- _What to work on_
Keep only those lines of the records that include the string "Publiczny".

Stored data:
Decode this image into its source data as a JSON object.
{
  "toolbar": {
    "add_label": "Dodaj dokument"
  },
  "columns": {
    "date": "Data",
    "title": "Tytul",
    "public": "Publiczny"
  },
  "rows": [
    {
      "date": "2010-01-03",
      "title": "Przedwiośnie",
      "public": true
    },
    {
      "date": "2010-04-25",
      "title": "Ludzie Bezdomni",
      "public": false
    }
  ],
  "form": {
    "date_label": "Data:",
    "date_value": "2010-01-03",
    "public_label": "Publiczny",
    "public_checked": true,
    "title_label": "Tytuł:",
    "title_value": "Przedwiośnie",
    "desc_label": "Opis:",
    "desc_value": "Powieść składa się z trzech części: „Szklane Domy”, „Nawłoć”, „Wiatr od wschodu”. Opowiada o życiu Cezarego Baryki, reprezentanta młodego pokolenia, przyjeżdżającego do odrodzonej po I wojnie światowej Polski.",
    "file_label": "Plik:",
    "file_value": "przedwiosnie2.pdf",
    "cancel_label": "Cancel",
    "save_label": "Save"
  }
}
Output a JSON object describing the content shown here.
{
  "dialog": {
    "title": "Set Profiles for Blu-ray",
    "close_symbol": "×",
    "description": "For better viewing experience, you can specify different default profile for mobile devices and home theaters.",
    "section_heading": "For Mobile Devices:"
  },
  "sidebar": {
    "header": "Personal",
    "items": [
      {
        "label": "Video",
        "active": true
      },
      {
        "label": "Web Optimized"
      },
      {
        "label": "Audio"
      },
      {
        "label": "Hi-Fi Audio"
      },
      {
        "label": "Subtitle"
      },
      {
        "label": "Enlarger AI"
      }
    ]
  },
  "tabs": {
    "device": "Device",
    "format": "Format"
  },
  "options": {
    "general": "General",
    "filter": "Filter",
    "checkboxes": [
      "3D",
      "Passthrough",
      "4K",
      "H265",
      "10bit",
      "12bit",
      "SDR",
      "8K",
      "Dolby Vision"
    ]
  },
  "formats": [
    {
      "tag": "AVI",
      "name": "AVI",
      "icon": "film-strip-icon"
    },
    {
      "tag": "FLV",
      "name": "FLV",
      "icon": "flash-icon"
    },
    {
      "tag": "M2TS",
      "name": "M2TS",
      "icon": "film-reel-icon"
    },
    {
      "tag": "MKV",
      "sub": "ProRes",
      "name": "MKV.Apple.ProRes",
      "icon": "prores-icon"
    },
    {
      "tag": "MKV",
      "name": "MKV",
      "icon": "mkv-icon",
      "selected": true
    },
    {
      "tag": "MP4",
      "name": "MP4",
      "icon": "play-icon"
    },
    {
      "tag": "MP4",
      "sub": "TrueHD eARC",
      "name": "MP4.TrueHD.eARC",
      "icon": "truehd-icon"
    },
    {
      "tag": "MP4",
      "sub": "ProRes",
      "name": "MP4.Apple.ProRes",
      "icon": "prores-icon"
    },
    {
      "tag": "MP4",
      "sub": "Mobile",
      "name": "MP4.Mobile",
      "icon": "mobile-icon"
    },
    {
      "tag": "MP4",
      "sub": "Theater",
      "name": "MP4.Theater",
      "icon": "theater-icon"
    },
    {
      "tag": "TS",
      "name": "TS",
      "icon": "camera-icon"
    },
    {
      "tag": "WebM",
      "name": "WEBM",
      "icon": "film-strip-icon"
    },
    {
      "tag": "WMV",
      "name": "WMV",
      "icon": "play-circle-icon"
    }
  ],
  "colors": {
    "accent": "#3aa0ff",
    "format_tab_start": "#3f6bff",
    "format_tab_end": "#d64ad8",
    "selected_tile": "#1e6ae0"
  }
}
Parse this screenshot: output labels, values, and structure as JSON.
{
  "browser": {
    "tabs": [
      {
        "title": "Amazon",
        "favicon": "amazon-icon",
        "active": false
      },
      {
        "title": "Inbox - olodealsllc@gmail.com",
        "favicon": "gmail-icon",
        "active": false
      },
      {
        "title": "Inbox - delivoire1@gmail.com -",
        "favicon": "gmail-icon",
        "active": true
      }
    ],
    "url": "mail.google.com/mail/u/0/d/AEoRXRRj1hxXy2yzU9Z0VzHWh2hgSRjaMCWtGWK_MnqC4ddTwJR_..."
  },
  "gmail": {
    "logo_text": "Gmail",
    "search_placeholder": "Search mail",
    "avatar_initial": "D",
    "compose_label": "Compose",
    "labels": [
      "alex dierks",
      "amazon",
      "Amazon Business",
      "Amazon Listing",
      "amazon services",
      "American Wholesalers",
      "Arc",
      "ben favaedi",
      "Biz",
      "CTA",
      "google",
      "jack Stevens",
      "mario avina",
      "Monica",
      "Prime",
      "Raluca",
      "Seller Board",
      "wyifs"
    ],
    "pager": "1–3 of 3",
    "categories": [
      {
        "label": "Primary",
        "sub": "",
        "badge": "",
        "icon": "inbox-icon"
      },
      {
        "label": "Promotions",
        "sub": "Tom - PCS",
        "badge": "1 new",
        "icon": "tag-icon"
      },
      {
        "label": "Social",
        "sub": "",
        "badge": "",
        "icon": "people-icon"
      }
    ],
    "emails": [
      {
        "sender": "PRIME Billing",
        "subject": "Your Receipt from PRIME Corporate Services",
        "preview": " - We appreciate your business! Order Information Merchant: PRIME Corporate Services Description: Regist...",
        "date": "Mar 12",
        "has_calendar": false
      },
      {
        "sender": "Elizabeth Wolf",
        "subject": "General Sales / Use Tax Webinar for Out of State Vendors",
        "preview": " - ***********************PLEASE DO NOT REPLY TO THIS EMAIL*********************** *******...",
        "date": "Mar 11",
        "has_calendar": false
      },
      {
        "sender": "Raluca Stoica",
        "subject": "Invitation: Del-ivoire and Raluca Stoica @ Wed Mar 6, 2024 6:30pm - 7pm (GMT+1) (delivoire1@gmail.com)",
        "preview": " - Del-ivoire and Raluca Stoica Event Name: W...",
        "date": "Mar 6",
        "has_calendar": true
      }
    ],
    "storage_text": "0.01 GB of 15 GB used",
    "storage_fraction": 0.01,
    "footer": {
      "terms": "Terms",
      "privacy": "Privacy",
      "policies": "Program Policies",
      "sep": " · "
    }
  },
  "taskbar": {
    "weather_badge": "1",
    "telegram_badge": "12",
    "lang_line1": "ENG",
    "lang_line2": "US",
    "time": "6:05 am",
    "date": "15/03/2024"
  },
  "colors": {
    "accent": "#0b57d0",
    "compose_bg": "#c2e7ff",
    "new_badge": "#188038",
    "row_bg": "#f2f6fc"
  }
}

- _Full solution_
    "public": "Publiczny"
    "public_label": "Publiczny",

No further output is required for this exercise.